═══ RECORDS PROVIDED

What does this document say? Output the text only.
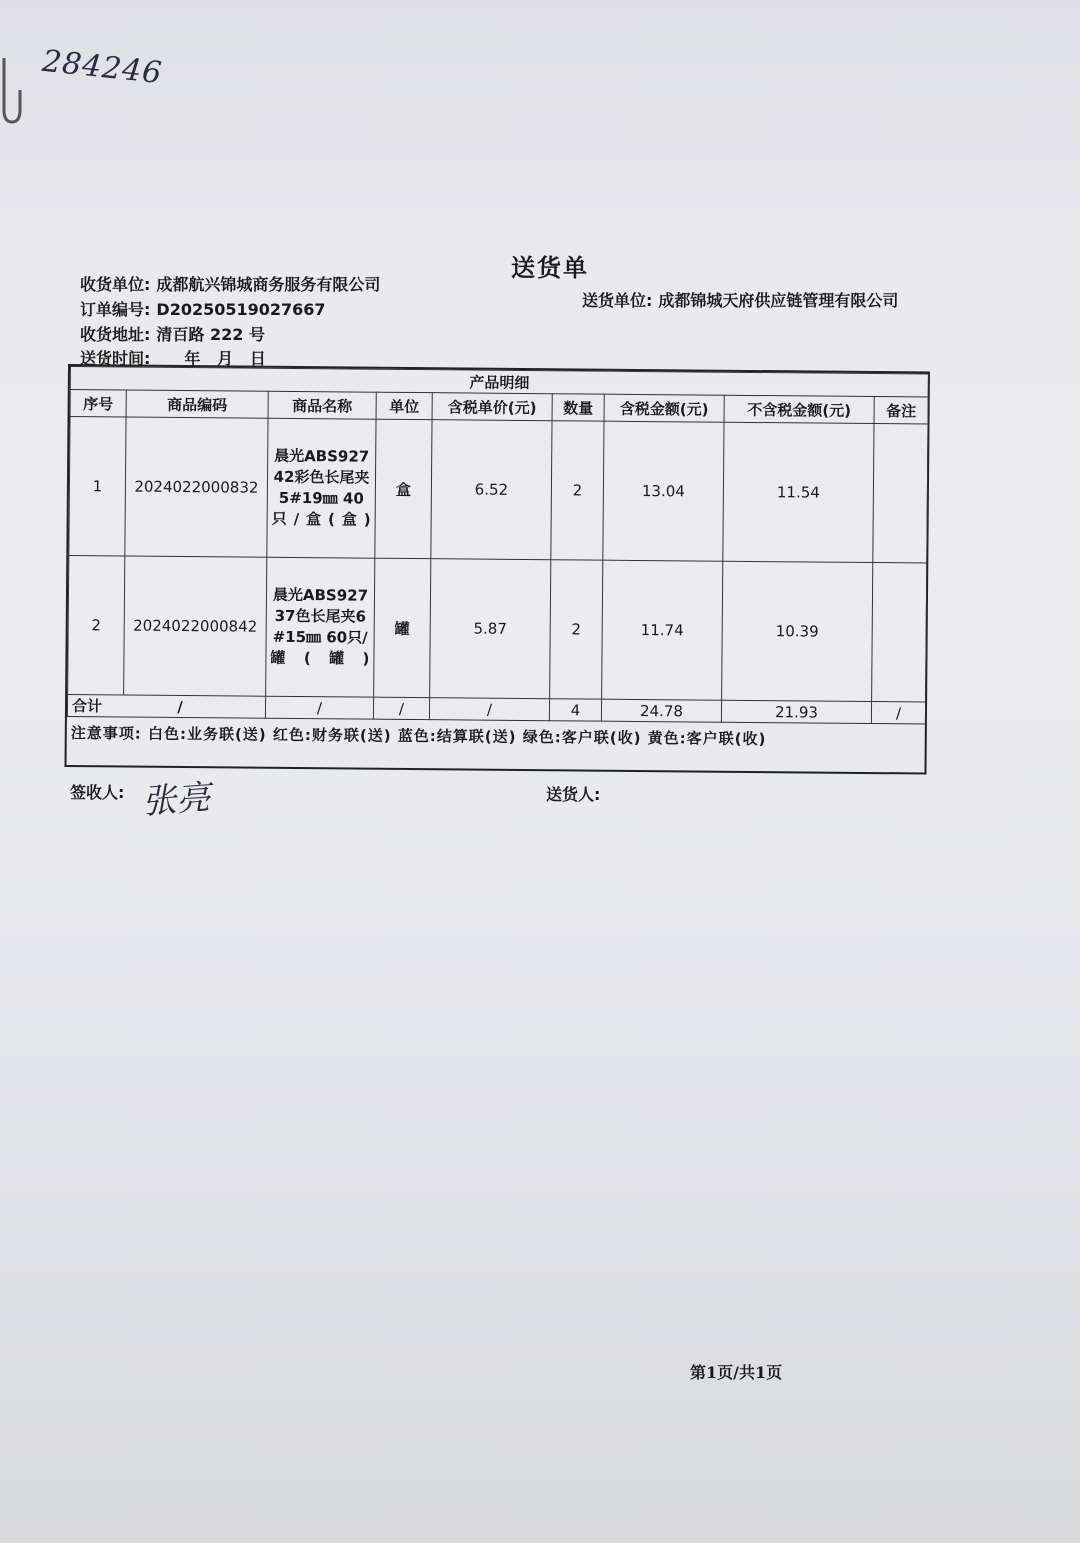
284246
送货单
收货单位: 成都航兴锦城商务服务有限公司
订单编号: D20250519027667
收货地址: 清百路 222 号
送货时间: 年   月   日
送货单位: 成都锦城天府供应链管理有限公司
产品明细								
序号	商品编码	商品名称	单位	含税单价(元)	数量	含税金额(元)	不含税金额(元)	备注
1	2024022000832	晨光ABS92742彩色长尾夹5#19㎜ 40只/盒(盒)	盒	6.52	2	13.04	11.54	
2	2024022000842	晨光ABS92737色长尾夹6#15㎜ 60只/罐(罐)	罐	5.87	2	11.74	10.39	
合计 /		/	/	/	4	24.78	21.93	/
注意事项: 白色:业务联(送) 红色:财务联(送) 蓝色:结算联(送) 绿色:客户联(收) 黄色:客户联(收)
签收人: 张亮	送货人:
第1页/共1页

══════
═══ RECORDS PROVIDED

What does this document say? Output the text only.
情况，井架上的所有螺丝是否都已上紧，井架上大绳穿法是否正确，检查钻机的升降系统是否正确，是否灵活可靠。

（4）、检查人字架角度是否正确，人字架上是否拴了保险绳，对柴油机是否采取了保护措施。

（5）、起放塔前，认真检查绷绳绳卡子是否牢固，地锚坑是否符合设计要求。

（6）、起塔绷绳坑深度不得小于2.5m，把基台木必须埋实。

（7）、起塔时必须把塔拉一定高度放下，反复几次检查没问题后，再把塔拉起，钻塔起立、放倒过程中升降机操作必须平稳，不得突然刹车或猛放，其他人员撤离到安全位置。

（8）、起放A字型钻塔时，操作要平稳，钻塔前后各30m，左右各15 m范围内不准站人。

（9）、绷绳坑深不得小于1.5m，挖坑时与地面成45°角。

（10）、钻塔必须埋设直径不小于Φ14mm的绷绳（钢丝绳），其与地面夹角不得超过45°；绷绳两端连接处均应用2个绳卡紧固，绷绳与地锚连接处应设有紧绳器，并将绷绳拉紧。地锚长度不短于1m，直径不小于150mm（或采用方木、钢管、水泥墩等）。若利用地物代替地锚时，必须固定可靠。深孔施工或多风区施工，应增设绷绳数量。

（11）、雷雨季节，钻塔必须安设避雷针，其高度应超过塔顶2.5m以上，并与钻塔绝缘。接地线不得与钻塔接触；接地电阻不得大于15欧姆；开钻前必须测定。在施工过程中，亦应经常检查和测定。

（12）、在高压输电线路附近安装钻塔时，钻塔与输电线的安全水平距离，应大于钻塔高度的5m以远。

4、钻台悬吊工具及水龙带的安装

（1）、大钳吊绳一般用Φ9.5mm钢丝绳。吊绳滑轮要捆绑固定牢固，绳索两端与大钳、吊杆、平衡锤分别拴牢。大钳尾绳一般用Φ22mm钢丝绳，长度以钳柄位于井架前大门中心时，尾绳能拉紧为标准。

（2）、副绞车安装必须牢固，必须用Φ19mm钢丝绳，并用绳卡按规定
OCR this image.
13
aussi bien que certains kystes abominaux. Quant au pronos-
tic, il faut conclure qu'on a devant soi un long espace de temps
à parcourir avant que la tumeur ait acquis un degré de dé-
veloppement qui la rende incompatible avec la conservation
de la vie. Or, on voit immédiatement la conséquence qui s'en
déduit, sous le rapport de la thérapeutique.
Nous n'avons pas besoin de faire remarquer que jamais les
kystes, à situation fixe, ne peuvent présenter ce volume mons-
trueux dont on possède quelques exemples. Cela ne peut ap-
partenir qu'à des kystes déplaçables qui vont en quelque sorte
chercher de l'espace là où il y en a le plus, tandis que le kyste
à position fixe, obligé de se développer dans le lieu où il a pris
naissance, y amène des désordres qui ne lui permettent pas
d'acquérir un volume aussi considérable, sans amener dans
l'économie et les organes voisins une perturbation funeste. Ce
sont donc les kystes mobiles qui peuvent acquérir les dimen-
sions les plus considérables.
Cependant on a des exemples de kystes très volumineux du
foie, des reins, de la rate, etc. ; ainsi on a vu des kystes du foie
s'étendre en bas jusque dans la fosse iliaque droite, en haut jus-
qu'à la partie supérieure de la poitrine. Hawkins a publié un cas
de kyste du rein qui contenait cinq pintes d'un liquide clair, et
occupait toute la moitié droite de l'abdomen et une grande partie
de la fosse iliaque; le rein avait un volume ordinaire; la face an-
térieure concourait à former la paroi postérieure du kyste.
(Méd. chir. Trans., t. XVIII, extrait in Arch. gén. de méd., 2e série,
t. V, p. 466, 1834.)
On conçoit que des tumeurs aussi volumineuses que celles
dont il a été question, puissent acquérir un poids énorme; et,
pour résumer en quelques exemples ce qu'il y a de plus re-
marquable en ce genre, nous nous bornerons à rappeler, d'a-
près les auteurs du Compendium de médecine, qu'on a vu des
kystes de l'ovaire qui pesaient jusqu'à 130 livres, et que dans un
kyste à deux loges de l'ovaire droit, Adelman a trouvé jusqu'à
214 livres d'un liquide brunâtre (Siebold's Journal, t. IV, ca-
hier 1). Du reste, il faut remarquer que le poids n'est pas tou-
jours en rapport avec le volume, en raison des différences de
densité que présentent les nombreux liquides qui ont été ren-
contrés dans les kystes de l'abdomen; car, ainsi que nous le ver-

══════

▸ **THE PROBLEM**
Read the data above. Pull out each line in which the string "abdomen" appears.

▸ **CORRECT ANSWER**
occupait toute la moitié droite de l'abdomen et une grande partie
contrés dans les kystes de l'abdomen; car, ainsi que nous le ver-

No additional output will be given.